I enjoy pursuing immensely. But sometimes I feel that had I not pursued, would I have been pursued? Also I don't mind being pursued, I would like that more often..but being pursued by someone I don't like isn't good...I have stopped pursuing, because men really show their interest if they take the initiative to pursue, and I won't be doubting the reason a person is with me.


----------



## Female INFJ (Feb 27, 2010)

Oh my...I am kind of really thinking of this now! I love the chase, I like to seduce, to dress provocatively, to wear nice perfume, to watch a guy get turned on...I should STOP this thinking and focus on my work...anyhow, I have found wrong approach has caused finding wrong partners for me...Now I wait to be pursued. I've learnt my lesson on this one...but a bit on both sides is nice.


----------



## Razvan (Dec 17, 2009)

Female INFJ said:


> Oh my...I am kind of really thinking of this now! I love the chase, I like to seduce, to dress provocatively, to wear nice perfume, to watch a guy get turned on...I should STOP this thinking and focus on my work...anyhow, I have found wrong approach has caused finding wrong partners for me...Now I wait to be pursued. I've learnt my lesson on this one...but a bit on both sides is nice.


I don't think the fact that you pursued was the reason for finding wrong partners, but I do think, like Amanda said, that a man who is interested in you will show that, introverted or not, one way or the other. Different personalities do show it differently though.:happy: It's the same with women and men pursuing them I think, if a woman likes you she will show it to you, one way or the other, even if it is just a look or more. I'm not really into dominance/submision roles, pursuing/be pursued...for me itshould be something that comes naturally from both partners.:happy:


----------



## silverlined (Jul 8, 2009)

I don't pursue ever, but sometimes I wish I did. When I'm interested, I try to lure people in, and sometimes I'm too subtle but sometimes it works.
I guess I don't persue because I'm afraid of rejection or putting myself out there. I turn away many of the people who pursue me, but I kind of like having that power to pick and chose rather than putting myself on the line.

[Items from a dataset]
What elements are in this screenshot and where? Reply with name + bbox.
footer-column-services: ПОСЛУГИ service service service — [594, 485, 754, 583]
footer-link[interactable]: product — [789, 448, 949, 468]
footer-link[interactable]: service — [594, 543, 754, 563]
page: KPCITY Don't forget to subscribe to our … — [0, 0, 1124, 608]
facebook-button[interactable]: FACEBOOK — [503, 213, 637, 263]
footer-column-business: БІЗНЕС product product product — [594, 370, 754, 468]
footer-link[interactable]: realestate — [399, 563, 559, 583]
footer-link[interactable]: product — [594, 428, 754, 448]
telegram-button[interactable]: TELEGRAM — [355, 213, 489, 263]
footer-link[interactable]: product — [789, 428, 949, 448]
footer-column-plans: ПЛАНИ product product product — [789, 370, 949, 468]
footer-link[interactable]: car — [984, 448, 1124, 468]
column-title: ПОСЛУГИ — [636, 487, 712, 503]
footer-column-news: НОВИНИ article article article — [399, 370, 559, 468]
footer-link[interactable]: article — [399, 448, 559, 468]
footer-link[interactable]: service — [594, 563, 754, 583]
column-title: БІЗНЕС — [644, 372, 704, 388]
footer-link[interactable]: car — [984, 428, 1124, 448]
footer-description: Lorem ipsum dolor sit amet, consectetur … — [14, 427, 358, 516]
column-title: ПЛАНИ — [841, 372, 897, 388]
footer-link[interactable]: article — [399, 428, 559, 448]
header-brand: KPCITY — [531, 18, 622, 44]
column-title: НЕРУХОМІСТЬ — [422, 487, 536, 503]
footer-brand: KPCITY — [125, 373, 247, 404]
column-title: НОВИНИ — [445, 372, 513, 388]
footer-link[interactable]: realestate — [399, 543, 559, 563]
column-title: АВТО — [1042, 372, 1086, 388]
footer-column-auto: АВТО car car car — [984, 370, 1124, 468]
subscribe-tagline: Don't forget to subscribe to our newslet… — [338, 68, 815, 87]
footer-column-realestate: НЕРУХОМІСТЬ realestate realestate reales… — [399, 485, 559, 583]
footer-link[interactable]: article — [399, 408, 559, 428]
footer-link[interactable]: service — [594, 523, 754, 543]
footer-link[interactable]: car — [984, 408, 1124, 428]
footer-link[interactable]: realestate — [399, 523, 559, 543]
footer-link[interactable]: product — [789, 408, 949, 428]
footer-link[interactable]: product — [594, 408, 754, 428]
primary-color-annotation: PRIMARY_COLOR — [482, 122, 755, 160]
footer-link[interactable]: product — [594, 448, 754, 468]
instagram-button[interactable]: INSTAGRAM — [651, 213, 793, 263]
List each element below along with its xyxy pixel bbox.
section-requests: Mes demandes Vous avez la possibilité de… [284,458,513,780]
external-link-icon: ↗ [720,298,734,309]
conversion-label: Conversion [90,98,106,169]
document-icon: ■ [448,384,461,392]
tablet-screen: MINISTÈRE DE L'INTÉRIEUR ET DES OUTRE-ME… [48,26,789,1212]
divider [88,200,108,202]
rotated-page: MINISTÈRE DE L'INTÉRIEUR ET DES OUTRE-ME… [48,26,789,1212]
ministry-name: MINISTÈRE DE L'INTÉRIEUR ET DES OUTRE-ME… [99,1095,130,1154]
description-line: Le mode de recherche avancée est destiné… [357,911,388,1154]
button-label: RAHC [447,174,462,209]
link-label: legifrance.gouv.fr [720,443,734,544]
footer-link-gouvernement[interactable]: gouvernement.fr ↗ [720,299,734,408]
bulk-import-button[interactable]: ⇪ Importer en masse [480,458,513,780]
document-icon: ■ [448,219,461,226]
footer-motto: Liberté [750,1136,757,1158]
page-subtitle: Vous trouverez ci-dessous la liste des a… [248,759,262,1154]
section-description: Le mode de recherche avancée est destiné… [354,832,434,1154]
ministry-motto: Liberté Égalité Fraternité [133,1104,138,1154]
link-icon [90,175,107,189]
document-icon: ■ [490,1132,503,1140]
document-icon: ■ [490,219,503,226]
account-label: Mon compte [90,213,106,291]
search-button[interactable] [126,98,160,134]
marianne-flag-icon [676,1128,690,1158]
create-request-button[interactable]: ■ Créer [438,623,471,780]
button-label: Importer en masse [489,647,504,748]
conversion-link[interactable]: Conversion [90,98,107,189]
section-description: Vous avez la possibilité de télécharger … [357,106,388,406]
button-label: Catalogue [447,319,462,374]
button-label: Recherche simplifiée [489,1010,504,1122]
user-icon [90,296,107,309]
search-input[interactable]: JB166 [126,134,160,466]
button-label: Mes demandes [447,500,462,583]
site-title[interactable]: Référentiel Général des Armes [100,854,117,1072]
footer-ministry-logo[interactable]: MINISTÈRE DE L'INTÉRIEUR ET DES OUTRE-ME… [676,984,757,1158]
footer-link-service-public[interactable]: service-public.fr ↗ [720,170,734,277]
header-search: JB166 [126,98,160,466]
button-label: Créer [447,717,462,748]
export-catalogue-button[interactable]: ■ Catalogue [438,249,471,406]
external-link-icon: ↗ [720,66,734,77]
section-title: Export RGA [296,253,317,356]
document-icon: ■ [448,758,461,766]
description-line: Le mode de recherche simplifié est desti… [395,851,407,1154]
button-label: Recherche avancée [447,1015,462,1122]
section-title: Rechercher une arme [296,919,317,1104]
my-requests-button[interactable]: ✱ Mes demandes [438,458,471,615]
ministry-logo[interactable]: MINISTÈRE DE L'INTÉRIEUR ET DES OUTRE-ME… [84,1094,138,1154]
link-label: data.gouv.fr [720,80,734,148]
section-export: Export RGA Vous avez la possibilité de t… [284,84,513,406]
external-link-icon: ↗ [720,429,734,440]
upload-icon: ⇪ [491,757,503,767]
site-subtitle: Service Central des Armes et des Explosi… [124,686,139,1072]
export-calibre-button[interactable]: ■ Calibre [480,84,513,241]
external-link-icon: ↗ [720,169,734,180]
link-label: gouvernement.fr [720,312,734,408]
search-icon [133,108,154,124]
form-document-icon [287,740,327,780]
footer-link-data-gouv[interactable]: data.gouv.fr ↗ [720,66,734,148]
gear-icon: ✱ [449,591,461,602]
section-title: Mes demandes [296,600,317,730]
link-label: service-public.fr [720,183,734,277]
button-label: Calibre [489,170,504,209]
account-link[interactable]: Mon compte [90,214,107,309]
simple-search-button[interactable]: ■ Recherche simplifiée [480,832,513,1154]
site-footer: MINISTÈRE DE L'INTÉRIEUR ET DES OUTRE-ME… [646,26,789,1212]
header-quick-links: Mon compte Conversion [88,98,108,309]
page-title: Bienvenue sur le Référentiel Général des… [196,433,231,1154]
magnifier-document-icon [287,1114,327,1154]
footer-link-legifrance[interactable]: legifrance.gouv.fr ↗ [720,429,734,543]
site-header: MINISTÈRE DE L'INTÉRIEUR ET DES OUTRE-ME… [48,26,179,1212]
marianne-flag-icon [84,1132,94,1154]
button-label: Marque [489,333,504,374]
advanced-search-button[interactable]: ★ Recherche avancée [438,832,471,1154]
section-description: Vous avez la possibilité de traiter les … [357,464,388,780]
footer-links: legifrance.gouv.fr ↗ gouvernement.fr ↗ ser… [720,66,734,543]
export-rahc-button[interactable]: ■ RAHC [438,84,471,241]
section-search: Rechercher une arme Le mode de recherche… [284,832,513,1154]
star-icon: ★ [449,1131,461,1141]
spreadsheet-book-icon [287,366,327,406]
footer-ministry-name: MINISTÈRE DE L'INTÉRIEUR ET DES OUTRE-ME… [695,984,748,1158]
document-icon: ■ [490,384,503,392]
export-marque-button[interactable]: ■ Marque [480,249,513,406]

**Exercise tasks:**
A – From the forum thread on pursuing, list each username that appears in a post header, together with the date shown beside it.
B – Answer these questions using the forum thread on pursuing:
(i) What does Female INFJ say she now waits for?
(ii) Whom does Razvan name as having said that an interested man will show it?
(iii) What fear does silverlined give as the reason for not pursuing?
C – Carry on the forum thread on pursuing from the point where it ends.

**Per-task answers:**
A –
Female INFJ (Feb 27, 2010)
Razvan (Dec 17, 2009)
silverlined (Jul 8, 2009)

B –
(i) To be pursued.
(ii) Amanda.
(iii) Rejection, or putting oneself out there.

C –
But given how picky I am, it would probably be better if I did some pursuing.


----------



## Peege (Nov 16, 2009)

I'd prefer to be pursued, but I live in the south so I think I have a better chance of being struck by lightning... I've tried doing the pursuing a few times, but I generally suck at it and either come on too strong or not strong enough, or it's someone I just met and my natural shyness kicks in so I don't know what to say, so she loses interest and moves along without giving me a second thought. I need to start actually trying to meet someone I suppose, but the big question now is where to even meet someone I'd be interested in.


----------



## TeeJay (Mar 14, 2010)

Pursue. Although I won't mind if someone would subtly hint that they would be interested in _being_ pursued roud: .


----------



## FaithBW (Feb 26, 2010)

I have to say that I pursue, at least when it came to meeting my husband. I honestly haven't been in multiple romantic relationships, so I couldn't say for sure whether I consistently pursue or not.


----------



## anapuna (Mar 12, 2010)

spook said:


> uh oh, I see a bit of softcore SM dominance/submission at play


rawwwwr heh heh. 

no whipping? please mistress may i have another. **crack** ha ha

"In my imagination I am pursuing guys all the time, sometimes even getting rejected and enjoying feeling sorry for myself lol."

i can feel this one.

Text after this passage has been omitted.